NSX is an implementation of software-defined networking. It provides network services such as switching, routing, load balancing, firewall, and Virtual Private Networking (VPN).

NSX focuses on providing networking, security, automation, and operational simplicity for the underlying physical network. NSX is a non-disruptive solution and can be deployed on any IP network such as traditional networking models and next-generation fabric architectures, regardless of the vendor. This is accomplished by decoupling the virtual networks from their physical counterparts.

NSX Manager

The NSX Manager is the centralized network management component of VMware NSX. It implements the management and control planes for the NSX infrastructure.

NSX Manager provides the following functions:

  • The Graphical User Interface (GUI) and the RESTful API for creating, configuring, and monitoring NSX components, such as segments and gateways.

  • An aggregated system view

  • A method for monitoring and troubleshooting workloads attached to virtual networks

  • Configuration and orchestration of the following services:

    • Logical networking components, such as logical switching and routing

    • Networking and edge services

    • Security services and distributed firewall

  • A RESTful API endpoint to automate consumption. Because of this architecture, you can automate all configuration and monitoring operations using any cloud management platform, security vendor platform, or automation framework.

Some of the components of the NSX Manager are as follows:

  • NSX Management Plane Agent (MPA): Available on each ESXi host. The MPA persists the desired state of the system and communicates Non-Flow-Controlling (NFC) messages such as configuration, statistics, status, and real-time data between transport nodes and the management plane.

  • NSX Controller: Controls the virtual networks and overlay transport tunnels. The controllers are responsible for the programmatic deployment of virtual networks across the entire NSX architecture.

  • Central Control Plane (CCP): Logically separated from all data plane traffic. A failure in the control plane does not affect existing data plane operations. The controller provides configuration to other NSX Controller components such as the segments, gateways, and edge VM configuration.

  • Local Control Plane (LCP): The LCP runs on transport nodes. It is adjacent to the dataplane it controls and is connected to the CCP. The LCP is responsible for programming the forwarding entries and firewall rules of the data plane.

Virtual Distributed Switch

vSphere Distributed switch (vSphere 7 and later versions) supports NSX Distributed Port Groups. NSX and vSphere integration consolidates the use of NSX on VDS, and this model is known as a Converged Virtual Distributed Switch (C-VDS).

NSX implements each logical broadcast domain by tunneling VM-to-VM traffic and VM-to-gateway traffic using the Geneve tunnel encapsulation mechanism. The network controller has a global view of the data center and ensures that the virtual switch flow tables in the ESXi host are updated as the VMs are created, moved, or removed.

- [SUPPLIED INFORMATION]
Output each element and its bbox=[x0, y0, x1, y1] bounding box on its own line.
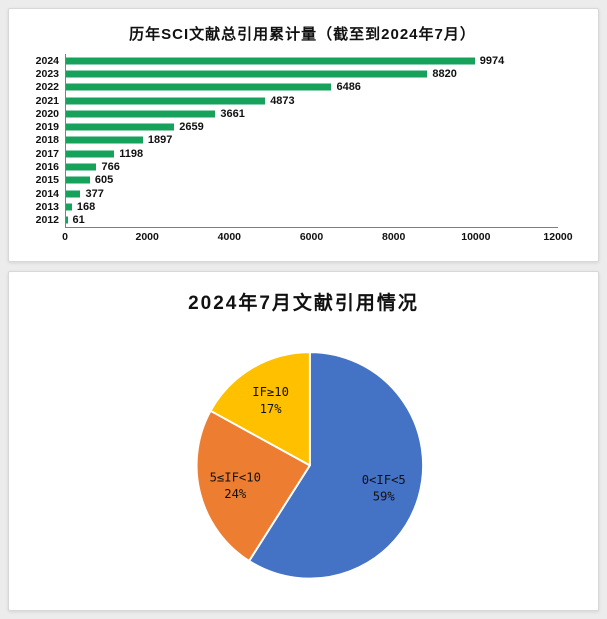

- [TASKS TO PERFORM]
A. From the NSX text, extract the passage starting with "NSX focuses on" and going on through "segments and gateways.".
B. Translate this sentence from the NSX text into Spanish: "A failure in the control plane does not affect existing data plane operations."
The lines stand apart from the NSX text and are separate material.

- [SOLUTION SET]
A.
NSX focuses on providing networking, security, automation, and operational simplicity for the underlying physical network. NSX is a non-disruptive solution and can be deployed on any IP network such as traditional networking models and next-generation fabric architectures, regardless of the vendor. This is accomplished by decoupling the virtual networks from their physical counterparts.

NSX Manager

The NSX Manager is the centralized network management component of VMware NSX. It implements the management and control planes for the NSX infrastructure.

NSX Manager provides the following functions:

  • The Graphical User Interface (GUI) and the RESTful API for creating, configuring, and monitoring NSX components, such as segments and gateways.

B. Una falla en el plano de control no afecta las operaciones existentes del plano de datos.